··· Supplied information

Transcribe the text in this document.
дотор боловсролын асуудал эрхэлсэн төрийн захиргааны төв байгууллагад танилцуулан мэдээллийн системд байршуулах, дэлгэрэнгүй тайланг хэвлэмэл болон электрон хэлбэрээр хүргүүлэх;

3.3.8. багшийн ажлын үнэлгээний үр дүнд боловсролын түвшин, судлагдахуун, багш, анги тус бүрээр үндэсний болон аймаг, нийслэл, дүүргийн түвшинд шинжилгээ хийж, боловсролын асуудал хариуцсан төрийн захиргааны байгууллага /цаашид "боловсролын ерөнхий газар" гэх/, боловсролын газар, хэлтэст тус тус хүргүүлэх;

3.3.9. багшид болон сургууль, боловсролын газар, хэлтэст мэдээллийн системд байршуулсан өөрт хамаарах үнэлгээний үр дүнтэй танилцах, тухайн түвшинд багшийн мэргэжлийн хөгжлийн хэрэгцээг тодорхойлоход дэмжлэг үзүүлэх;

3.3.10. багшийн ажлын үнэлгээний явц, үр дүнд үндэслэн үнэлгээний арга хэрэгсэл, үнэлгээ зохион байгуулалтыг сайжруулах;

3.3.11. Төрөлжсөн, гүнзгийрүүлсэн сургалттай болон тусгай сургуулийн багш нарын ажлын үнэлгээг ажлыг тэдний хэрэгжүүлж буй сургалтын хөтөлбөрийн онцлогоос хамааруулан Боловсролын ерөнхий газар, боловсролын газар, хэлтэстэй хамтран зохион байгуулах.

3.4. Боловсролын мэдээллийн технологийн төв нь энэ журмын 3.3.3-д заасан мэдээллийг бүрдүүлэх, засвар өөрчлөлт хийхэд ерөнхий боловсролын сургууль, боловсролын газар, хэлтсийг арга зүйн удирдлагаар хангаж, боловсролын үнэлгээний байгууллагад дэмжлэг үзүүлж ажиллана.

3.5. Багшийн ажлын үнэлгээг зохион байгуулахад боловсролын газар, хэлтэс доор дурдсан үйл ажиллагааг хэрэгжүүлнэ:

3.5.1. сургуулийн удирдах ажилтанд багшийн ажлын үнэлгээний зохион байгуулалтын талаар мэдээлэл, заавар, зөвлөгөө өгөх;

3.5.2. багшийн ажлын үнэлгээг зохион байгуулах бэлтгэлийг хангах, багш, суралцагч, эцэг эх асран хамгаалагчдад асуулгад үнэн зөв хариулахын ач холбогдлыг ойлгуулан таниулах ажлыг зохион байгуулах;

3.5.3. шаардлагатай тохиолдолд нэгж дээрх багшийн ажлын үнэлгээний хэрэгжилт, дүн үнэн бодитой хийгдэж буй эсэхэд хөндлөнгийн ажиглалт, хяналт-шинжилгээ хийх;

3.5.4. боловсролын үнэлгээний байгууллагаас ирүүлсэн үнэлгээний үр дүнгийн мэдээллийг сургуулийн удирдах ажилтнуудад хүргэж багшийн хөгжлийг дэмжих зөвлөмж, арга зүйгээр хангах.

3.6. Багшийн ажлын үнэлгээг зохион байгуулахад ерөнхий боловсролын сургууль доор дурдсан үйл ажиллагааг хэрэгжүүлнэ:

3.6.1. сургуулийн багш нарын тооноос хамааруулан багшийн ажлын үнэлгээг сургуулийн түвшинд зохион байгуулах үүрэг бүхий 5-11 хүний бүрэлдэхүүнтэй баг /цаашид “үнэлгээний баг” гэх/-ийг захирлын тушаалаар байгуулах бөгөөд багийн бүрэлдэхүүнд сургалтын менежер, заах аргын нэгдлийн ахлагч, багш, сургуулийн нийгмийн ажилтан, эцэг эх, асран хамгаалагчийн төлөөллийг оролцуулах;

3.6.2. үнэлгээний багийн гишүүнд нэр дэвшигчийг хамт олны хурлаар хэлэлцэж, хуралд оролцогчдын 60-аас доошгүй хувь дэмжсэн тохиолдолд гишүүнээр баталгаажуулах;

······

Description of the task | Extract each record, keeping it identical to the original.

Solution to this problem |
Transcribe the text in this document.
дотор боловсролын асуудал эрхэлсэн төрийн захиргааны төв байгууллагад танилцуулан мэдээллийн системд байршуулах, дэлгэрэнгүй тайланг хэвлэмэл болон электрон хэлбэрээр хүргүүлэх;

3.3.8. багшийн ажлын үнэлгээний үр дүнд боловсролын түвшин, судлагдахуун, багш, анги тус бүрээр үндэсний болон аймаг, нийслэл, дүүргийн түвшинд шинжилгээ хийж, боловсролын асуудал хариуцсан төрийн захиргааны байгууллага /цаашид "боловсролын ерөнхий газар" гэх/, боловсролын газар, хэлтэст тус тус хүргүүлэх;

3.3.9. багшид болон сургууль, боловсролын газар, хэлтэст мэдээллийн системд байршуулсан өөрт хамаарах үнэлгээний үр дүнтэй танилцах, тухайн түвшинд багшийн мэргэжлийн хөгжлийн хэрэгцээг тодорхойлоход дэмжлэг үзүүлэх;

3.3.10. багшийн ажлын үнэлгээний явц, үр дүнд үндэслэн үнэлгээний арга хэрэгсэл, үнэлгээ зохион байгуулалтыг сайжруулах;

3.3.11. Төрөлжсөн, гүнзгийрүүлсэн сургалттай болон тусгай сургуулийн багш нарын ажлын үнэлгээг ажлыг тэдний хэрэгжүүлж буй сургалтын хөтөлбөрийн онцлогоос хамааруулан Боловсролын ерөнхий газар, боловсролын газар, хэлтэстэй хамтран зохион байгуулах.

3.4. Боловсролын мэдээллийн технологийн төв нь энэ журмын 3.3.3-д заасан мэдээллийг бүрдүүлэх, засвар өөрчлөлт хийхэд ерөнхий боловсролын сургууль, боловсролын газар, хэлтсийг арга зүйн удирдлагаар хангаж, боловсролын үнэлгээний байгууллагад дэмжлэг үзүүлж ажиллана.

3.5. Багшийн ажлын үнэлгээг зохион байгуулахад боловсролын газар, хэлтэс доор дурдсан үйл ажиллагааг хэрэгжүүлнэ:

3.5.1. сургуулийн удирдах ажилтанд багшийн ажлын үнэлгээний зохион байгуулалтын талаар мэдээлэл, заавар, зөвлөгөө өгөх;

3.5.2. багшийн ажлын үнэлгээг зохион байгуулах бэлтгэлийг хангах, багш, суралцагч, эцэг эх асран хамгаалагчдад асуулгад үнэн зөв хариулахын ач холбогдлыг ойлгуулан таниулах ажлыг зохион байгуулах;

3.5.3. шаардлагатай тохиолдолд нэгж дээрх багшийн ажлын үнэлгээний хэрэгжилт, дүн үнэн бодитой хийгдэж буй эсэхэд хөндлөнгийн ажиглалт, хяналт-шинжилгээ хийх;

3.5.4. боловсролын үнэлгээний байгууллагаас ирүүлсэн үнэлгээний үр дүнгийн мэдээллийг сургуулийн удирдах ажилтнуудад хүргэж багшийн хөгжлийг дэмжих зөвлөмж, арга зүйгээр хангах.

3.6. Багшийн ажлын үнэлгээг зохион байгуулахад ерөнхий боловсролын сургууль доор дурдсан үйл ажиллагааг хэрэгжүүлнэ:

3.6.1. сургуулийн багш нарын тооноос хамааруулан багшийн ажлын үнэлгээг сургуулийн түвшинд зохион байгуулах үүрэг бүхий 5-11 хүний бүрэлдэхүүнтэй баг /цаашид “үнэлгээний баг” гэх/-ийг захирлын тушаалаар байгуулах бөгөөд багийн бүрэлдэхүүнд сургалтын менежер, заах аргын нэгдлийн ахлагч, багш, сургуулийн нийгмийн ажилтан, эцэг эх, асран хамгаалагчийн төлөөллийг оролцуулах;

3.6.2. үнэлгээний багийн гишүүнд нэр дэвшигчийг хамт олны хурлаар хэлэлцэж, хуралд оролцогчдын 60-аас доошгүй хувь дэмжсэн тохиолдолд гишүүнээр баталгаажуулах;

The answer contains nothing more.